Copy the entries below word for word, but leave out the pictures.

++++++

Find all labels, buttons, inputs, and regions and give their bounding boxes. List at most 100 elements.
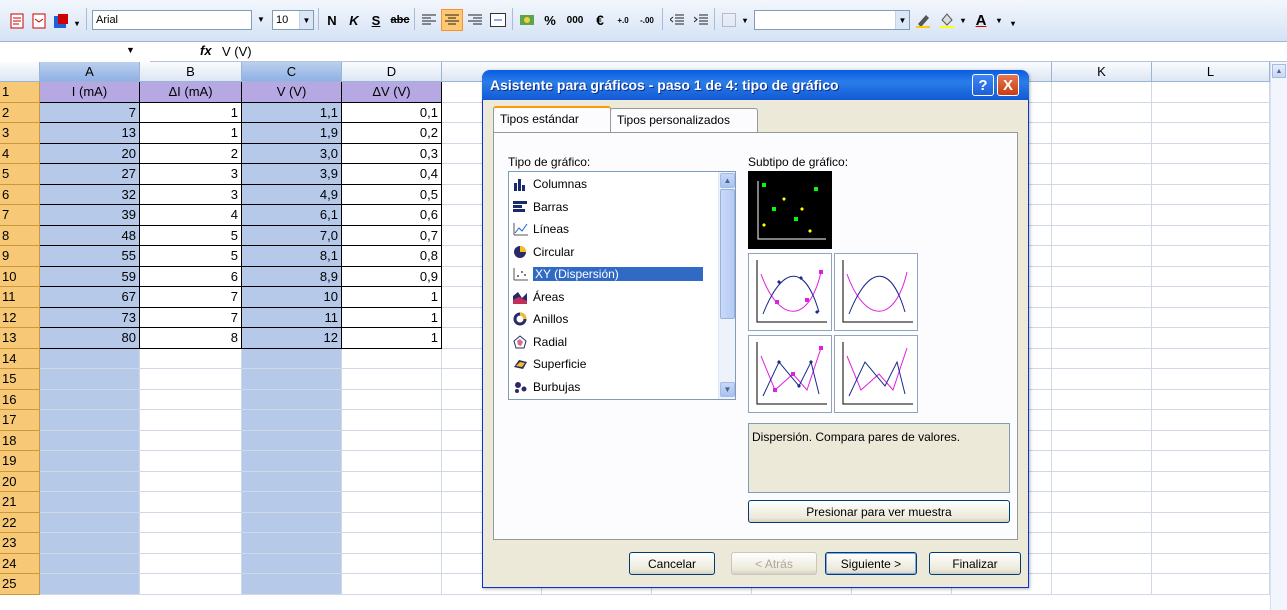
borders-dropdown-icon[interactable]: ▾ xyxy=(740,9,750,31)
cell[interactable]: 0,3 xyxy=(342,143,442,164)
cell[interactable] xyxy=(342,389,442,410)
column-header-a[interactable]: A xyxy=(40,62,140,82)
cell[interactable] xyxy=(1152,184,1270,205)
tab-custom-types[interactable]: Tipos personalizados xyxy=(610,108,758,132)
cell[interactable] xyxy=(1052,369,1152,390)
currency-style-icon[interactable] xyxy=(516,9,538,31)
cell[interactable] xyxy=(1052,164,1152,185)
font-color-button[interactable]: A xyxy=(970,9,992,31)
cell[interactable]: ΔV (V) xyxy=(342,82,442,103)
list-item-radial[interactable]: Radial xyxy=(511,331,713,354)
cell[interactable]: 6 xyxy=(140,266,242,287)
cell[interactable] xyxy=(1152,225,1270,246)
cell[interactable] xyxy=(140,492,242,513)
cell[interactable] xyxy=(1052,184,1152,205)
cell[interactable] xyxy=(1152,348,1270,369)
subtype-scatter-smooth-markers[interactable] xyxy=(748,253,832,331)
cell[interactable] xyxy=(342,512,442,533)
list-item-lineas[interactable]: Líneas xyxy=(511,218,713,241)
cell[interactable] xyxy=(1052,389,1152,410)
help-button[interactable]: ? xyxy=(972,74,994,96)
fx-icon[interactable]: fx xyxy=(200,43,212,58)
cell[interactable]: 7 xyxy=(140,307,242,328)
cell[interactable]: 1,1 xyxy=(242,102,342,123)
cell[interactable] xyxy=(242,389,342,410)
name-box[interactable]: ▼ xyxy=(0,42,150,62)
cell[interactable]: 1 xyxy=(342,307,442,328)
row-header[interactable]: 16 xyxy=(0,389,40,410)
cell[interactable] xyxy=(1052,266,1152,287)
cell[interactable]: 6,1 xyxy=(242,205,342,226)
underline-button[interactable]: S xyxy=(366,9,386,31)
cell[interactable] xyxy=(342,410,442,431)
cell[interactable] xyxy=(342,348,442,369)
cell[interactable] xyxy=(40,471,140,492)
cell[interactable] xyxy=(342,451,442,472)
font-name-combo[interactable]: Arial xyxy=(92,10,252,30)
cell[interactable]: 39 xyxy=(40,205,140,226)
cell[interactable] xyxy=(1152,287,1270,308)
pdf-icon[interactable] xyxy=(6,10,28,32)
cell[interactable]: 5 xyxy=(140,225,242,246)
scroll-up-icon[interactable]: ▲ xyxy=(1272,64,1286,78)
cell[interactable]: 0,5 xyxy=(342,184,442,205)
cell[interactable]: I (mA) xyxy=(40,82,140,103)
cell[interactable] xyxy=(242,430,342,451)
cell[interactable] xyxy=(1052,348,1152,369)
list-item-xy-dispersion[interactable]: XY (Dispersión) xyxy=(511,263,713,286)
cell[interactable]: 3 xyxy=(140,164,242,185)
cell[interactable] xyxy=(1152,574,1270,595)
decrease-decimal-icon[interactable]: -.00 xyxy=(636,9,658,31)
pdf-email-icon[interactable] xyxy=(28,10,50,32)
increase-decimal-icon[interactable]: +.0 xyxy=(612,9,634,31)
row-header[interactable]: 3 xyxy=(0,123,40,144)
cell[interactable]: 8,9 xyxy=(242,266,342,287)
cell[interactable] xyxy=(140,512,242,533)
font-color-dropdown-icon[interactable]: ▾ xyxy=(994,9,1004,31)
cell[interactable] xyxy=(242,533,342,554)
cell[interactable] xyxy=(1152,123,1270,144)
cell[interactable] xyxy=(342,492,442,513)
cell[interactable]: 8,1 xyxy=(242,246,342,267)
strikethrough-button[interactable]: abc xyxy=(388,9,412,31)
toolbar-options-icon-2[interactable]: ▾ xyxy=(1008,12,1018,34)
row-header[interactable]: 8 xyxy=(0,225,40,246)
borders-icon[interactable] xyxy=(718,9,740,31)
cell[interactable] xyxy=(1152,512,1270,533)
row-header[interactable]: 14 xyxy=(0,348,40,369)
cell[interactable] xyxy=(140,410,242,431)
cell[interactable] xyxy=(40,533,140,554)
cell[interactable] xyxy=(242,451,342,472)
cell[interactable] xyxy=(140,533,242,554)
cell[interactable] xyxy=(1052,451,1152,472)
cell[interactable] xyxy=(1152,246,1270,267)
cell[interactable] xyxy=(1152,471,1270,492)
select-all-corner[interactable] xyxy=(0,62,40,82)
row-header[interactable]: 21 xyxy=(0,492,40,513)
cell[interactable] xyxy=(1152,328,1270,349)
row-header[interactable]: 12 xyxy=(0,307,40,328)
fill-color-icon[interactable] xyxy=(936,9,958,31)
cell[interactable] xyxy=(1152,430,1270,451)
cell[interactable]: 0,2 xyxy=(342,123,442,144)
cell[interactable] xyxy=(1152,553,1270,574)
cancel-button[interactable]: Cancelar xyxy=(629,552,715,575)
row-header[interactable]: 15 xyxy=(0,369,40,390)
cell[interactable]: ΔI (mA) xyxy=(140,82,242,103)
cell[interactable] xyxy=(1152,143,1270,164)
cell[interactable] xyxy=(1052,205,1152,226)
list-item-superficie[interactable]: Superficie xyxy=(511,353,713,376)
cell[interactable] xyxy=(1152,533,1270,554)
cell[interactable]: 80 xyxy=(40,328,140,349)
scroll-down-icon[interactable]: ▼ xyxy=(720,382,735,397)
cell[interactable] xyxy=(140,553,242,574)
cell[interactable] xyxy=(40,553,140,574)
cell[interactable] xyxy=(40,389,140,410)
cell[interactable] xyxy=(1052,307,1152,328)
cell[interactable] xyxy=(1052,410,1152,431)
cell[interactable]: 20 xyxy=(40,143,140,164)
cell[interactable]: 10 xyxy=(242,287,342,308)
cell[interactable]: 1,9 xyxy=(242,123,342,144)
cell[interactable] xyxy=(1052,471,1152,492)
cell[interactable] xyxy=(1152,389,1270,410)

++++++

(TASK ANSWER):
Find all labels, buttons, inputs, and regions and give their bounding boxes. List at most 100 elements.
borders-dropdown-icon[interactable]: ▾ xyxy=(740,9,750,31)
cell[interactable]: 0,3 xyxy=(342,143,442,164)
cell[interactable] xyxy=(342,389,442,410)
column-header-a[interactable]: A xyxy=(40,62,140,82)
cell[interactable] xyxy=(1152,184,1270,205)
tab-custom-types[interactable]: Tipos personalizados xyxy=(610,108,758,132)
cell[interactable] xyxy=(1052,369,1152,390)
currency-style-icon[interactable] xyxy=(516,9,538,31)
cell[interactable] xyxy=(1052,164,1152,185)
font-color-button[interactable]: A xyxy=(970,9,992,31)
cell[interactable]: ΔV (V) xyxy=(342,82,442,103)
list-item-radial[interactable]: Radial xyxy=(511,331,713,354)
cell[interactable]: 6 xyxy=(140,266,242,287)
cell[interactable] xyxy=(1152,225,1270,246)
cell[interactable] xyxy=(140,492,242,513)
cell[interactable] xyxy=(1052,184,1152,205)
cell[interactable] xyxy=(1152,348,1270,369)
subtype-scatter-smooth-markers[interactable] xyxy=(748,253,832,331)
cell[interactable] xyxy=(342,512,442,533)
list-item-lineas[interactable]: Líneas xyxy=(511,218,713,241)
cell[interactable] xyxy=(1052,389,1152,410)
help-button[interactable]: ? xyxy=(972,74,994,96)
fx-icon[interactable]: fx xyxy=(200,43,212,58)
cell[interactable]: 7 xyxy=(140,307,242,328)
cell[interactable]: 1,1 xyxy=(242,102,342,123)
cell[interactable] xyxy=(242,389,342,410)
name-box[interactable]: ▼ xyxy=(0,42,150,62)
cell[interactable]: 1 xyxy=(342,307,442,328)
row-header[interactable]: 16 xyxy=(0,389,40,410)
cell[interactable] xyxy=(1052,266,1152,287)
cell[interactable]: 6,1 xyxy=(242,205,342,226)
underline-button[interactable]: S xyxy=(366,9,386,31)
cell[interactable] xyxy=(342,410,442,431)
cell[interactable] xyxy=(342,348,442,369)
cell[interactable] xyxy=(40,471,140,492)
cell[interactable] xyxy=(342,451,442,472)
font-name-combo[interactable]: Arial xyxy=(92,10,252,30)
cell[interactable]: 39 xyxy=(40,205,140,226)
cell[interactable] xyxy=(1152,287,1270,308)
pdf-icon[interactable] xyxy=(6,10,28,32)
cell[interactable]: 5 xyxy=(140,225,242,246)
scroll-up-icon[interactable]: ▲ xyxy=(1272,64,1286,78)
cell[interactable]: 0,5 xyxy=(342,184,442,205)
cell[interactable]: I (mA) xyxy=(40,82,140,103)
cell[interactable] xyxy=(242,430,342,451)
cell[interactable] xyxy=(1052,348,1152,369)
list-item-xy-dispersion[interactable]: XY (Dispersión) xyxy=(511,263,713,286)
cell[interactable]: 3 xyxy=(140,164,242,185)
cell[interactable] xyxy=(1152,574,1270,595)
decrease-decimal-icon[interactable]: -.00 xyxy=(636,9,658,31)
pdf-email-icon[interactable] xyxy=(28,10,50,32)
increase-decimal-icon[interactable]: +.0 xyxy=(612,9,634,31)
row-header[interactable]: 3 xyxy=(0,123,40,144)
cell[interactable]: 8,9 xyxy=(242,266,342,287)
cell[interactable] xyxy=(140,512,242,533)
font-color-dropdown-icon[interactable]: ▾ xyxy=(994,9,1004,31)
cell[interactable] xyxy=(242,533,342,554)
cell[interactable] xyxy=(1152,123,1270,144)
cell[interactable] xyxy=(342,492,442,513)
cell[interactable]: 8,1 xyxy=(242,246,342,267)
strikethrough-button[interactable]: abc xyxy=(388,9,412,31)
toolbar-options-icon-2[interactable]: ▾ xyxy=(1008,12,1018,34)
row-header[interactable]: 8 xyxy=(0,225,40,246)
borders-icon[interactable] xyxy=(718,9,740,31)
cell[interactable] xyxy=(1152,512,1270,533)
row-header[interactable]: 14 xyxy=(0,348,40,369)
cell[interactable] xyxy=(140,410,242,431)
cell[interactable] xyxy=(40,533,140,554)
cell[interactable] xyxy=(242,451,342,472)
cell[interactable] xyxy=(140,533,242,554)
cell[interactable] xyxy=(1052,451,1152,472)
cell[interactable] xyxy=(1152,246,1270,267)
cell[interactable] xyxy=(1152,471,1270,492)
select-all-corner[interactable] xyxy=(0,62,40,82)
row-header[interactable]: 21 xyxy=(0,492,40,513)
cell[interactable] xyxy=(1152,328,1270,349)
row-header[interactable]: 12 xyxy=(0,307,40,328)
fill-color-icon[interactable] xyxy=(936,9,958,31)
cell[interactable] xyxy=(1152,430,1270,451)
cell[interactable]: 0,2 xyxy=(342,123,442,144)
cell[interactable] xyxy=(1152,553,1270,574)
cancel-button[interactable]: Cancelar xyxy=(629,552,715,575)
row-header[interactable]: 15 xyxy=(0,369,40,390)
cell[interactable]: ΔI (mA) xyxy=(140,82,242,103)
cell[interactable] xyxy=(1152,143,1270,164)
cell[interactable] xyxy=(1052,205,1152,226)
list-item-superficie[interactable]: Superficie xyxy=(511,353,713,376)
cell[interactable] xyxy=(1152,533,1270,554)
cell[interactable]: 80 xyxy=(40,328,140,349)
scroll-down-icon[interactable]: ▼ xyxy=(720,382,735,397)
cell[interactable] xyxy=(140,553,242,574)
cell[interactable] xyxy=(40,553,140,574)
cell[interactable] xyxy=(40,389,140,410)
cell[interactable] xyxy=(1052,307,1152,328)
cell[interactable] xyxy=(1052,410,1152,431)
cell[interactable]: 20 xyxy=(40,143,140,164)
cell[interactable]: 10 xyxy=(242,287,342,308)
cell[interactable]: 1,9 xyxy=(242,123,342,144)
cell[interactable] xyxy=(1052,471,1152,492)
cell[interactable] xyxy=(1152,389,1270,410)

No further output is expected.